§ **Given data**:
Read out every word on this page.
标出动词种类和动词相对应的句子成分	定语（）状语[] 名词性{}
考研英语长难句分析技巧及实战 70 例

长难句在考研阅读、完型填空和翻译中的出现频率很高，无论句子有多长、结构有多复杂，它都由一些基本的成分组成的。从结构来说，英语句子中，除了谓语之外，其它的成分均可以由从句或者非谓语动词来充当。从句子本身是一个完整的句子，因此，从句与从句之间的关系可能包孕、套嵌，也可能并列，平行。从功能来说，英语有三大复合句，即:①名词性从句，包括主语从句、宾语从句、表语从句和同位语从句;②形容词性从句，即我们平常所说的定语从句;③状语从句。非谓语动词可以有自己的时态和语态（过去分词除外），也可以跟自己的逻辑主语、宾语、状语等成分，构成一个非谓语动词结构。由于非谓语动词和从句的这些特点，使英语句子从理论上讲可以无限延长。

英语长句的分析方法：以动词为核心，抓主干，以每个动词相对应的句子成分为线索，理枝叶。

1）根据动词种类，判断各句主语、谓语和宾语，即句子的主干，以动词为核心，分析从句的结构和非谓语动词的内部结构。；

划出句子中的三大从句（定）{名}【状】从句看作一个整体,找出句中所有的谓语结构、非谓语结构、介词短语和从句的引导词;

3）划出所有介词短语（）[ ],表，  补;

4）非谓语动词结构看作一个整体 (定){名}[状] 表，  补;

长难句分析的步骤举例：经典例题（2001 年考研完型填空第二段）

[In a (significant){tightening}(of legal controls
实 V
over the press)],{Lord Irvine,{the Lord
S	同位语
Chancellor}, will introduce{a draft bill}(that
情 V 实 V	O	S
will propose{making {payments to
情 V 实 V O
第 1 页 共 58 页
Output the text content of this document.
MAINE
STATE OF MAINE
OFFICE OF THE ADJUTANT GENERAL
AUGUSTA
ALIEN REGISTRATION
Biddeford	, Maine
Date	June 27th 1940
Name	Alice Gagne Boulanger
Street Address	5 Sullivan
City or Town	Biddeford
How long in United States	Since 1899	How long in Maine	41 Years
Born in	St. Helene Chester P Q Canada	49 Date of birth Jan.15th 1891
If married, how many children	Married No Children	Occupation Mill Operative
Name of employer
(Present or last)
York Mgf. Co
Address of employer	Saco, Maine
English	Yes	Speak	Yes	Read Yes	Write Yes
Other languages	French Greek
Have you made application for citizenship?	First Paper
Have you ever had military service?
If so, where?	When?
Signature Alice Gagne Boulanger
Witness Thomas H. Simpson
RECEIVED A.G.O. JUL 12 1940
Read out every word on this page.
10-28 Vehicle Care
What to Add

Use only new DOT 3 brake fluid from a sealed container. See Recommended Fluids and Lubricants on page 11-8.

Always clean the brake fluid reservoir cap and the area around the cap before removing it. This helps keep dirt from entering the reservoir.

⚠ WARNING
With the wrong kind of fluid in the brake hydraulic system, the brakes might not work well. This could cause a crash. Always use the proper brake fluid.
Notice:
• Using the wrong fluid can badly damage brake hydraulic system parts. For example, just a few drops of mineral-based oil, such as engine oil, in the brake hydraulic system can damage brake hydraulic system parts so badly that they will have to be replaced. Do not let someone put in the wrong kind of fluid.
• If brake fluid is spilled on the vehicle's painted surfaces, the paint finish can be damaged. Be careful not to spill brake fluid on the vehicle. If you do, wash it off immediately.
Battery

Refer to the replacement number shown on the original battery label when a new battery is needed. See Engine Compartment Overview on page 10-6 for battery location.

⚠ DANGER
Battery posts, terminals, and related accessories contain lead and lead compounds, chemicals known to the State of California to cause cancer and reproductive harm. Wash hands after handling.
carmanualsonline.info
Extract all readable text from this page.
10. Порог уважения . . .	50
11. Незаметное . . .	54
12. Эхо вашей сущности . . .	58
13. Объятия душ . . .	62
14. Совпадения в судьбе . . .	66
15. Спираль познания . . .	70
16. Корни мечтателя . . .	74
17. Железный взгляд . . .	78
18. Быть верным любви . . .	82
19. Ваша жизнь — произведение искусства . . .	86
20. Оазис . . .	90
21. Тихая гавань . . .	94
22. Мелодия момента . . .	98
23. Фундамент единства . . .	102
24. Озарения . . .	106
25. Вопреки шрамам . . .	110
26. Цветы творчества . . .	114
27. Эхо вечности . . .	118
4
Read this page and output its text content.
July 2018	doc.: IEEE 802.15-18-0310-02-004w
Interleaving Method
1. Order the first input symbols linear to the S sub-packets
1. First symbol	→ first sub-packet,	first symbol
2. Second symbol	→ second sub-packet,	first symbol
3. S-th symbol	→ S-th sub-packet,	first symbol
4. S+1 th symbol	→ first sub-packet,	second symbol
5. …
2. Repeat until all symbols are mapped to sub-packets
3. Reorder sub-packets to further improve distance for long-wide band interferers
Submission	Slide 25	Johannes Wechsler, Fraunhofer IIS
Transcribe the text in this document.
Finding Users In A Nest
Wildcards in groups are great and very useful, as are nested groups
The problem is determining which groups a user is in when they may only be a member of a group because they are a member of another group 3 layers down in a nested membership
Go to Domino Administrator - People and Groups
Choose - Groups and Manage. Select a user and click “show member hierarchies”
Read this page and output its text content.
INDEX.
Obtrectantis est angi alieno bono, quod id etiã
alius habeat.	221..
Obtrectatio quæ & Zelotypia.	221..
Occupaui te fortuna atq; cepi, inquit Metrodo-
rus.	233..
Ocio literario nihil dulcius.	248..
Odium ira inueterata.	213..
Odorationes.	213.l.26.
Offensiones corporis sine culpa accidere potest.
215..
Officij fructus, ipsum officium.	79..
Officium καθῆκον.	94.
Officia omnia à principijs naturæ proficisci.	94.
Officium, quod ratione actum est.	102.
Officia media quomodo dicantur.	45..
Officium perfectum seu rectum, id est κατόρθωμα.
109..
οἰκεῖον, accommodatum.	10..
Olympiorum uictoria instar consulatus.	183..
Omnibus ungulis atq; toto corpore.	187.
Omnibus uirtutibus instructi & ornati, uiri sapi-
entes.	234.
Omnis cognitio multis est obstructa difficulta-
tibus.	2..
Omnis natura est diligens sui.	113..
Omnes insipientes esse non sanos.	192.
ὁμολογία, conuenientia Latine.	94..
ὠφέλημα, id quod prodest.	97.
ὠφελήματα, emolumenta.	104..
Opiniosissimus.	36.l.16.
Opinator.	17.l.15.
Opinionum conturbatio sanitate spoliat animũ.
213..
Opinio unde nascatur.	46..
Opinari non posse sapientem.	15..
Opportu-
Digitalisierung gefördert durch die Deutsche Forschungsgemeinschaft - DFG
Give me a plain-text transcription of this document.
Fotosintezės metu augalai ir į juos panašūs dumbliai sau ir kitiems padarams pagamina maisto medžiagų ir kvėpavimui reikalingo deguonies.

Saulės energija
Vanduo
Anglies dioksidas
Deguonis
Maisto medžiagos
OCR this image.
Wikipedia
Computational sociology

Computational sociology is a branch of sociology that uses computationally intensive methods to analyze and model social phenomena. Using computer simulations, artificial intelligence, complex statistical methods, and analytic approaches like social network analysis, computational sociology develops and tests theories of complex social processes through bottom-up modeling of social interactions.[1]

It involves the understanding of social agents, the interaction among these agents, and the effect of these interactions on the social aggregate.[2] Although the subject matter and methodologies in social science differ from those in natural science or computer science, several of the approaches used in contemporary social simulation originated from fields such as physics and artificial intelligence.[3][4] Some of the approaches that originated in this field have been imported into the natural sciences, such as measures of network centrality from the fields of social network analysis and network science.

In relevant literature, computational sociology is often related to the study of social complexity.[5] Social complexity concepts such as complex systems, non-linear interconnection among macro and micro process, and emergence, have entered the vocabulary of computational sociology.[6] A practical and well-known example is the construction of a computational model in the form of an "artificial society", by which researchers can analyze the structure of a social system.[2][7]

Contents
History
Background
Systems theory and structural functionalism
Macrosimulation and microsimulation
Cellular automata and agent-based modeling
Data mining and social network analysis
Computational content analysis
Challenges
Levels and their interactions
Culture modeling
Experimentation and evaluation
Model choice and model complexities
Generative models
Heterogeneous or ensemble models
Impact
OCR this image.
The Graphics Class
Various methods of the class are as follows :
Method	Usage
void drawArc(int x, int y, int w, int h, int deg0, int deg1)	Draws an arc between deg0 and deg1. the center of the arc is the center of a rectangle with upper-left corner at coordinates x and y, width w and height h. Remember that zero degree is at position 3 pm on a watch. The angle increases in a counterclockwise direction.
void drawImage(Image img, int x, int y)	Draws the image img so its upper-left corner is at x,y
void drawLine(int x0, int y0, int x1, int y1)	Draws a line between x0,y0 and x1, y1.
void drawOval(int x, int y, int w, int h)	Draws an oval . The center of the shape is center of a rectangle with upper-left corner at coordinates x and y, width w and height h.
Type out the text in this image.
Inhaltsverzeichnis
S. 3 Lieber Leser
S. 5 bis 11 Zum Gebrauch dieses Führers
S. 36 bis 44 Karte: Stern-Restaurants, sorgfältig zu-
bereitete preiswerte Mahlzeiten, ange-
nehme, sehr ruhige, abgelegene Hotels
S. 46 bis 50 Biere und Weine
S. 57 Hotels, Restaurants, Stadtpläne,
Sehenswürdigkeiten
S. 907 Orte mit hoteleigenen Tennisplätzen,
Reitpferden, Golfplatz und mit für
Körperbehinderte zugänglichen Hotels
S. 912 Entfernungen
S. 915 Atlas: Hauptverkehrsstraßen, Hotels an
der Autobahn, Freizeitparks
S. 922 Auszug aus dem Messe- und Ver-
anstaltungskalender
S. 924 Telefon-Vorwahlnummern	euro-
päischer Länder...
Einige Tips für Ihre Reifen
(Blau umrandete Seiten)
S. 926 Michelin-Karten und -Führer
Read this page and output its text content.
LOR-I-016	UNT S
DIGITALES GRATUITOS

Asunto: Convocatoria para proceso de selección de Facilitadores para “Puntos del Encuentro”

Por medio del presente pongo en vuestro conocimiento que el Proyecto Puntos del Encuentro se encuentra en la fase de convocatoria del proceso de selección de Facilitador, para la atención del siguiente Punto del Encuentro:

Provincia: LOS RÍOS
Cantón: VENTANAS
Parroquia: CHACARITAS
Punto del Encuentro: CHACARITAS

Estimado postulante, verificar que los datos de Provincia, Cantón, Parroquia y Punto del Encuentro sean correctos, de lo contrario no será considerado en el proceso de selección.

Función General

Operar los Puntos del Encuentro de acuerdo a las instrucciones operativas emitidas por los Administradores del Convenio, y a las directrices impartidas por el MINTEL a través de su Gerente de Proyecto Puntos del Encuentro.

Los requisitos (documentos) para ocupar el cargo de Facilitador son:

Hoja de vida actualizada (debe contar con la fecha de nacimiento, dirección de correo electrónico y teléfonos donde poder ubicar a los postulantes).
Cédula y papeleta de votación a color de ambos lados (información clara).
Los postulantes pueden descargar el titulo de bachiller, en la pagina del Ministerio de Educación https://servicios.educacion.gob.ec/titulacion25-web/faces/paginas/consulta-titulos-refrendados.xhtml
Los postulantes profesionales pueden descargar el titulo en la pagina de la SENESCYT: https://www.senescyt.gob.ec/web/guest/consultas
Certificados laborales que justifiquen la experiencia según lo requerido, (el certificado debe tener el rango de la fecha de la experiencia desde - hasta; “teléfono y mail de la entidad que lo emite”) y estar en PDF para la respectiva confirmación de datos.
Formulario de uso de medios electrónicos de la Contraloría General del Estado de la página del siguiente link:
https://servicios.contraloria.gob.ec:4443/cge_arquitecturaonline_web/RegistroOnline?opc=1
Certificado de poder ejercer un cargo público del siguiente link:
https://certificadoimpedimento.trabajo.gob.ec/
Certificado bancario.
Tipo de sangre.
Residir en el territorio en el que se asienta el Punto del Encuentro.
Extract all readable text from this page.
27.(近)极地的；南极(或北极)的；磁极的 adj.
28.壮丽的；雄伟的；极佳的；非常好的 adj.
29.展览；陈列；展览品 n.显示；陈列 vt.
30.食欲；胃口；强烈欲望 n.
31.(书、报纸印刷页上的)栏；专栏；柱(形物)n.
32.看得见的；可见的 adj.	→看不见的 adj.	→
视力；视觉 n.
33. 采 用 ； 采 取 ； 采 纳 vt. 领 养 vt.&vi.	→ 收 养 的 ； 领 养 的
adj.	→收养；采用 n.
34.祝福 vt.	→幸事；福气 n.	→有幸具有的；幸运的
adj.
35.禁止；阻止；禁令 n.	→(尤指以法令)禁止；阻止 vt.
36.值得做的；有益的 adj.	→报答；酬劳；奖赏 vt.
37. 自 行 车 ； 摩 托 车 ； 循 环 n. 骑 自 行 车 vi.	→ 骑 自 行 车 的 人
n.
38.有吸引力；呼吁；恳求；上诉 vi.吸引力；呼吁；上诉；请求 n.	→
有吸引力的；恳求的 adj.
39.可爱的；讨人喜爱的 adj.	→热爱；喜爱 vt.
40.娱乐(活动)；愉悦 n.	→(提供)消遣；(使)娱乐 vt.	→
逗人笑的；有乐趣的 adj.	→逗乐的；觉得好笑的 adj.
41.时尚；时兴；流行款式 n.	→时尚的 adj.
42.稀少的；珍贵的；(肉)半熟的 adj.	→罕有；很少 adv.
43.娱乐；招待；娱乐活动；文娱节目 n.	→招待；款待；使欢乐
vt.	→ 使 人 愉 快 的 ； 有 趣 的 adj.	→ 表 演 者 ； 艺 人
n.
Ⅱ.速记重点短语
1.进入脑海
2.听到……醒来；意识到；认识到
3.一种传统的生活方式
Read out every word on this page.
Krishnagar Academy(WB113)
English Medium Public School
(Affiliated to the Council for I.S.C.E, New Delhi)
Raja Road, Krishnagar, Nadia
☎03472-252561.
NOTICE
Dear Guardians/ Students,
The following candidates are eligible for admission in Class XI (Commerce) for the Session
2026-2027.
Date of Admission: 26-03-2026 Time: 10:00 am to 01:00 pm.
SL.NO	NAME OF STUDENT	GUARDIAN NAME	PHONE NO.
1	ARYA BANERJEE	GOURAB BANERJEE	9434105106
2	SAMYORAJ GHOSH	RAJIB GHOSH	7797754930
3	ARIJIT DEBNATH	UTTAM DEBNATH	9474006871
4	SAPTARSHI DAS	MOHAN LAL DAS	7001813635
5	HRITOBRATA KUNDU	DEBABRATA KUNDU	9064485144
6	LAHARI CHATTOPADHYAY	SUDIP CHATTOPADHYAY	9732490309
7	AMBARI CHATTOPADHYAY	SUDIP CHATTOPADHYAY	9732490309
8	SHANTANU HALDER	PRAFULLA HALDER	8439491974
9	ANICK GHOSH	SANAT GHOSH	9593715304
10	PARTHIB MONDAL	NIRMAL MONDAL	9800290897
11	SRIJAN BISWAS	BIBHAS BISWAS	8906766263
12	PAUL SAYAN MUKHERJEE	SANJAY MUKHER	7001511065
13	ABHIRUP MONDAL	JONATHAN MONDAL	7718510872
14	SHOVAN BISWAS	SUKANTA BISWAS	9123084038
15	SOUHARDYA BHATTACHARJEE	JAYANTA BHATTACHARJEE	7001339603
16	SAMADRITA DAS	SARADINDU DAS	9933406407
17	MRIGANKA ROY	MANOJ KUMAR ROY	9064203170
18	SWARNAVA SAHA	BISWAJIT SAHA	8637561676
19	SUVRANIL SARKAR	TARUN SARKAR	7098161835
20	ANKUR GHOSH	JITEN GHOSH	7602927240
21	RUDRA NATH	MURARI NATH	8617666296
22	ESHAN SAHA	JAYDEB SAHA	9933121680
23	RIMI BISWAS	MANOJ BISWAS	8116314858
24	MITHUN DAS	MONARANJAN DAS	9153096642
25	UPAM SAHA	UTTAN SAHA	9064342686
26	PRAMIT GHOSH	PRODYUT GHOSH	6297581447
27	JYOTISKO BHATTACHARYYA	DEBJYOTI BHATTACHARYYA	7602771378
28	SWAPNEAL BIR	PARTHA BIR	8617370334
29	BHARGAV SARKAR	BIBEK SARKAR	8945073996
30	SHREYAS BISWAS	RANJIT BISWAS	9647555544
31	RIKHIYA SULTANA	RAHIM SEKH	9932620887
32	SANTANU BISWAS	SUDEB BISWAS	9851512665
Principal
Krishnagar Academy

§ **Objective**: All lines of the data above that include the word "MONDAL" must be shown.

§ **Exercise output**:
10	PARTHIB MONDAL	NIRMAL MONDAL	9800290897
13	ABHIRUP MONDAL	JONATHAN MONDAL	7718510872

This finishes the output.